Given request » Can you find the lines of the listing that include "target" and copy every one?
◆ ◆ ◆ ◆ ◆ ◆ ◆
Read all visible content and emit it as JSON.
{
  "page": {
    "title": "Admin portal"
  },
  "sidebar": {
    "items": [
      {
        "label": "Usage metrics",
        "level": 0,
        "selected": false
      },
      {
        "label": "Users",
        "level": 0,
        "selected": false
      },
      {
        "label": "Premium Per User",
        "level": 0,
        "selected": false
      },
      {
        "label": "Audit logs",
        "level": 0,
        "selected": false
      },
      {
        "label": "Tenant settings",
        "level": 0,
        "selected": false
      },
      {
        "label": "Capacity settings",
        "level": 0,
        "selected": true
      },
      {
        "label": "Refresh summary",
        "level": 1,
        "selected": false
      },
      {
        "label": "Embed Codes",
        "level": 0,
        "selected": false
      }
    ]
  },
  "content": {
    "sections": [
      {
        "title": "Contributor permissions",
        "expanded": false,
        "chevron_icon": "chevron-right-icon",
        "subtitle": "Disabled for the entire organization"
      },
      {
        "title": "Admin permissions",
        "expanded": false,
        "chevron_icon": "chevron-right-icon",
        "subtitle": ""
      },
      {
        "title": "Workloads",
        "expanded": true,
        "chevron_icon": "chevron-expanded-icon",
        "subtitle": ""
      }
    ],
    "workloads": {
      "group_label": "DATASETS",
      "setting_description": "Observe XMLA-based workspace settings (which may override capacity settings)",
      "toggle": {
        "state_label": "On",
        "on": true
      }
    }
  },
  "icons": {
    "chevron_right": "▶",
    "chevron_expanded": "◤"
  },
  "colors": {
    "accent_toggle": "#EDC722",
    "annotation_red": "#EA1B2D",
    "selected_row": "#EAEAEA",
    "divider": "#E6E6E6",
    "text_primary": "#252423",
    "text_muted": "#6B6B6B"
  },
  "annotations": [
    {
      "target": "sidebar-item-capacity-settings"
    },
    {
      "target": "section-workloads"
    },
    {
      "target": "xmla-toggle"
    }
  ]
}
◆ ◆ ◆ ◆ ◆ ◆ ◆
Result below »
      "target": "sidebar-item-capacity-settings"
      "target": "section-workloads"
      "target": "xmla-toggle"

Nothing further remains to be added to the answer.